## Set exercise
Give an exact copy of every line, leaving images out.

## Data supplied
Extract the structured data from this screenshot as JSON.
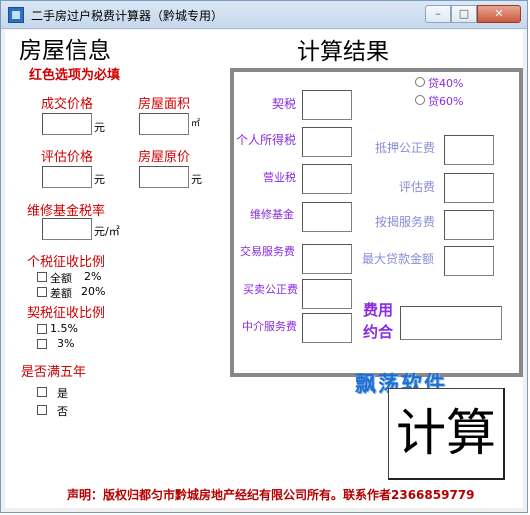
{
  "window": {
    "title": "二手房过户税费计算器（黔城专用）",
    "minimize_symbol": "–",
    "maximize_symbol": "□",
    "close_symbol": "✕"
  },
  "left": {
    "heading": "房屋信息",
    "required_note": "红色选项为必填",
    "deal_price_label": "成交价格",
    "deal_price_unit": "元",
    "house_area_label": "房屋面积",
    "house_area_unit": "㎡",
    "assess_price_label": "评估价格",
    "assess_price_unit": "元",
    "original_price_label": "房屋原价",
    "original_price_unit": "元",
    "maint_fund_label": "维修基金税率",
    "maint_fund_unit": "元/㎡",
    "income_tax_ratio_label": "个税征收比例",
    "income_tax_opt1_label": "全额",
    "income_tax_opt1_value": "2%",
    "income_tax_opt2_label": "差额",
    "income_tax_opt2_value": "20%",
    "deed_tax_ratio_label": "契税征收比例",
    "deed_tax_opt1": "1.5%",
    "deed_tax_opt2": "3%",
    "five_years_label": "是否满五年",
    "five_years_yes": "是",
    "five_years_no": "否"
  },
  "right": {
    "heading": "计算结果",
    "loan40_label": "贷40%",
    "loan60_label": "贷60%",
    "deed_tax_label": "契税",
    "personal_income_tax_label": "个人所得税",
    "business_tax_label": "营业税",
    "maint_fund_label": "维修基金",
    "trade_service_fee_label": "交易服务费",
    "sale_notary_fee_label": "买卖公正费",
    "agency_fee_label": "中介服务费",
    "mortgage_notary_fee_label": "抵押公正费",
    "assess_fee_label": "评估费",
    "mortgage_service_fee_label": "按揭服务费",
    "max_loan_label": "最大贷款金额",
    "total_fee_label_line1": "费用",
    "total_fee_label_line2": "约合"
  },
  "watermark": "飘荡软件",
  "calc_button_label": "计算",
  "footer": "声明：版权归都匀市黔城房地产经纪有限公司所有。联系作者2366859779"
}
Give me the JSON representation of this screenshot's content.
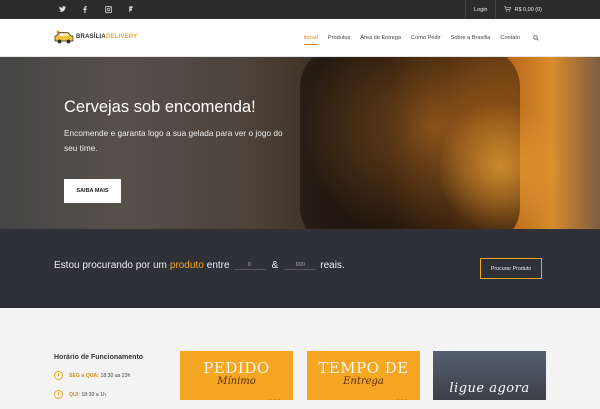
{
  "topbar": {
    "social_icons": [
      "twitter-icon",
      "facebook-icon",
      "instagram-icon",
      "foursquare-icon"
    ],
    "login_label": "Login",
    "cart_label": "R$ 0,00 (0)"
  },
  "navbar": {
    "logo_main": "BRASÍLIA",
    "logo_accent": "DELIVERY",
    "menu": [
      "Inicial",
      "Produtos",
      "Área de Entrega",
      "Como Pedir",
      "Sobre a Brasília",
      "Contato"
    ]
  },
  "hero": {
    "title": "Cervejas sob encomenda!",
    "subtitle": "Encomende e garanta logo a sua gelada para ver o jogo do seu time.",
    "button": "SAIBA MAIS"
  },
  "search": {
    "text_before": "Estou procurando por um",
    "highlight": "produto",
    "text_between": "entre",
    "min_value": "0",
    "amp": "&",
    "max_value": "900",
    "text_after": "reais.",
    "button": "Procurar Produto"
  },
  "hours": {
    "title": "Horário de Funcionamento",
    "rows": [
      {
        "day": "SEG a QUA:",
        "time": "18:30 as 23h"
      },
      {
        "day": "QUI:",
        "time": "18:30 a 1h"
      }
    ]
  },
  "cards": [
    {
      "line1": "PEDIDO",
      "line2": "Mínimo",
      "line3": "..."
    },
    {
      "line1": "TEMPO DE",
      "line2": "Entrega",
      "line3": "..."
    },
    {
      "line1": "ligue agora"
    }
  ],
  "colors": {
    "accent": "#f5a623",
    "dark_band": "#2f3038",
    "topbar": "#2c2c2c"
  }
}
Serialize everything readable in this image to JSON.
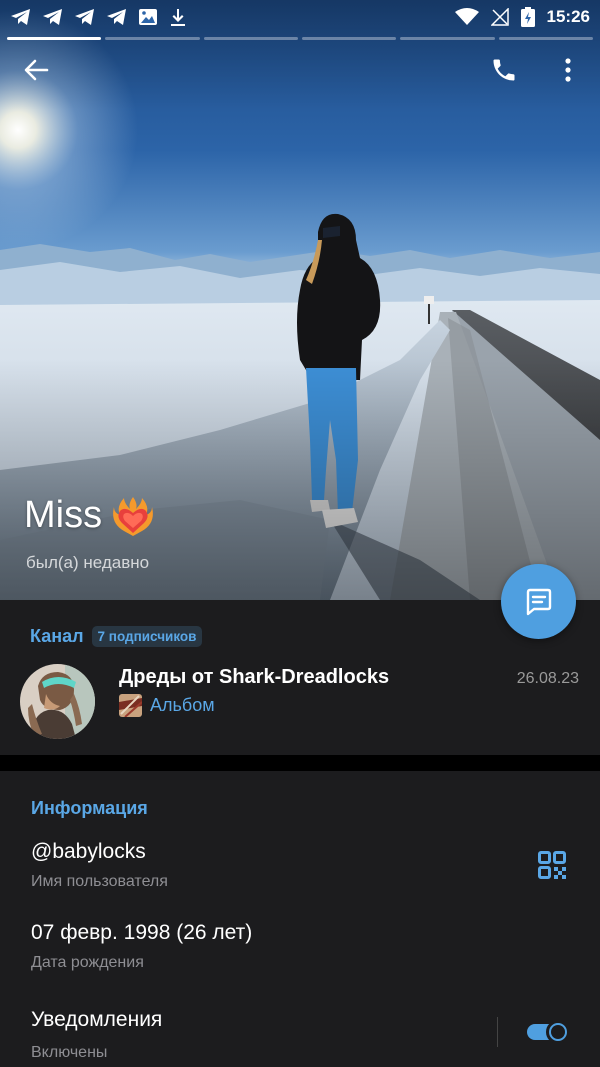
{
  "status_bar": {
    "time": "15:26",
    "icons": [
      "telegram-icon",
      "telegram-icon",
      "telegram-icon",
      "telegram-icon",
      "image-icon",
      "download-icon",
      "wifi-icon",
      "no-signal-icon",
      "battery-icon"
    ]
  },
  "story_segments": {
    "count": 6,
    "active_index": 0
  },
  "profile": {
    "name": "Miss",
    "name_emoji": "heart-on-fire-icon",
    "last_seen": "был(а) недавно"
  },
  "channel": {
    "section_label": "Канал",
    "subscribers": "7 подписчиков",
    "name": "Дреды от Shark-Dreadlocks",
    "date": "26.08.23",
    "last_post": "Альбом"
  },
  "info": {
    "section_label": "Информация",
    "username": "@babylocks",
    "username_label": "Имя пользователя",
    "birthday": "07 февр. 1998 (26 лет)",
    "birthday_label": "Дата рождения",
    "notifications": "Уведомления",
    "notifications_state": "Включены",
    "notifications_on": true
  },
  "colors": {
    "accent": "#5aa7e6",
    "fab": "#4f9fe0",
    "background": "#1c1c1e",
    "secondary_text": "#8e8e93"
  }
}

## Exercise result
Extract the structured data from this screenshot as JSON.
{
  "window": {
    "title": "二手房过户税费计算器（黔城专用）",
    "minimize_symbol": "–",
    "maximize_symbol": "□",
    "close_symbol": "✕"
  },
  "left": {
    "heading": "房屋信息",
    "required_note": "红色选项为必填",
    "deal_price_label": "成交价格",
    "deal_price_unit": "元",
    "house_area_label": "房屋面积",
    "house_area_unit": "㎡",
    "assess_price_label": "评估价格",
    "assess_price_unit": "元",
    "original_price_label": "房屋原价",
    "original_price_unit": "元",
    "maint_fund_label": "维修基金税率",
    "maint_fund_unit": "元/㎡",
    "income_tax_ratio_label": "个税征收比例",
    "income_tax_opt1_label": "全额",
    "income_tax_opt1_value": "2%",
    "income_tax_opt2_label": "差额",
    "income_tax_opt2_value": "20%",
    "deed_tax_ratio_label": "契税征收比例",
    "deed_tax_opt1": "1.5%",
    "deed_tax_opt2": "3%",
    "five_years_label": "是否满五年",
    "five_years_yes": "是",
    "five_years_no": "否"
  },
  "right": {
    "heading": "计算结果",
    "loan40_label": "贷40%",
    "loan60_label": "贷60%",
    "deed_tax_label": "契税",
    "personal_income_tax_label": "个人所得税",
    "business_tax_label": "营业税",
    "maint_fund_label": "维修基金",
    "trade_service_fee_label": "交易服务费",
    "sale_notary_fee_label": "买卖公正费",
    "agency_fee_label": "中介服务费",
    "mortgage_notary_fee_label": "抵押公正费",
    "assess_fee_label": "评估费",
    "mortgage_service_fee_label": "按揭服务费",
    "max_loan_label": "最大贷款金额",
    "total_fee_label_line1": "费用",
    "total_fee_label_line2": "约合"
  },
  "watermark": "飘荡软件",
  "calc_button_label": "计算",
  "footer": "声明：版权归都匀市黔城房地产经纪有限公司所有。联系作者2366859779"
}
Give me the JSON representation of this screenshot's content.
{
  "topbar": {
    "social_icons": [
      "twitter-icon",
      "facebook-icon",
      "instagram-icon",
      "foursquare-icon"
    ],
    "login_label": "Login",
    "cart_label": "R$ 0,00 (0)"
  },
  "navbar": {
    "logo_main": "BRASÍLIA",
    "logo_accent": "DELIVERY",
    "menu": [
      "Inicial",
      "Produtos",
      "Área de Entrega",
      "Como Pedir",
      "Sobre a Brasília",
      "Contato"
    ]
  },
  "hero": {
    "title": "Cervejas sob encomenda!",
    "subtitle": "Encomende e garanta logo a sua gelada para ver o jogo do seu time.",
    "button": "SAIBA MAIS"
  },
  "search": {
    "text_before": "Estou procurando por um",
    "highlight": "produto",
    "text_between": "entre",
    "min_value": "0",
    "amp": "&",
    "max_value": "900",
    "text_after": "reais.",
    "button": "Procurar Produto"
  },
  "hours": {
    "title": "Horário de Funcionamento",
    "rows": [
      {
        "day": "SEG a QUA:",
        "time": "18:30 as 23h"
      },
      {
        "day": "QUI:",
        "time": "18:30 a 1h"
      }
    ]
  },
  "cards": [
    {
      "line1": "PEDIDO",
      "line2": "Mínimo",
      "line3": "..."
    },
    {
      "line1": "TEMPO DE",
      "line2": "Entrega",
      "line3": "..."
    },
    {
      "line1": "ligue agora"
    }
  ],
  "colors": {
    "accent": "#f5a623",
    "dark_band": "#2f3038",
    "topbar": "#2c2c2c"
  }
}
Serialize everything readable in this image to JSON.
{
  "status_bar": {
    "time": "15:26",
    "icons": [
      "telegram-icon",
      "telegram-icon",
      "telegram-icon",
      "telegram-icon",
      "image-icon",
      "download-icon",
      "wifi-icon",
      "no-signal-icon",
      "battery-icon"
    ]
  },
  "story_segments": {
    "count": 6,
    "active_index": 0
  },
  "profile": {
    "name": "Miss",
    "name_emoji": "heart-on-fire-icon",
    "last_seen": "был(а) недавно"
  },
  "channel": {
    "section_label": "Канал",
    "subscribers": "7 подписчиков",
    "name": "Дреды от Shark-Dreadlocks",
    "date": "26.08.23",
    "last_post": "Альбом"
  },
  "info": {
    "section_label": "Информация",
    "username": "@babylocks",
    "username_label": "Имя пользователя",
    "birthday": "07 февр. 1998 (26 лет)",
    "birthday_label": "Дата рождения",
    "notifications": "Уведомления",
    "notifications_state": "Включены",
    "notifications_on": true
  },
  "colors": {
    "accent": "#5aa7e6",
    "fab": "#4f9fe0",
    "background": "#1c1c1e",
    "secondary_text": "#8e8e93"
  }
}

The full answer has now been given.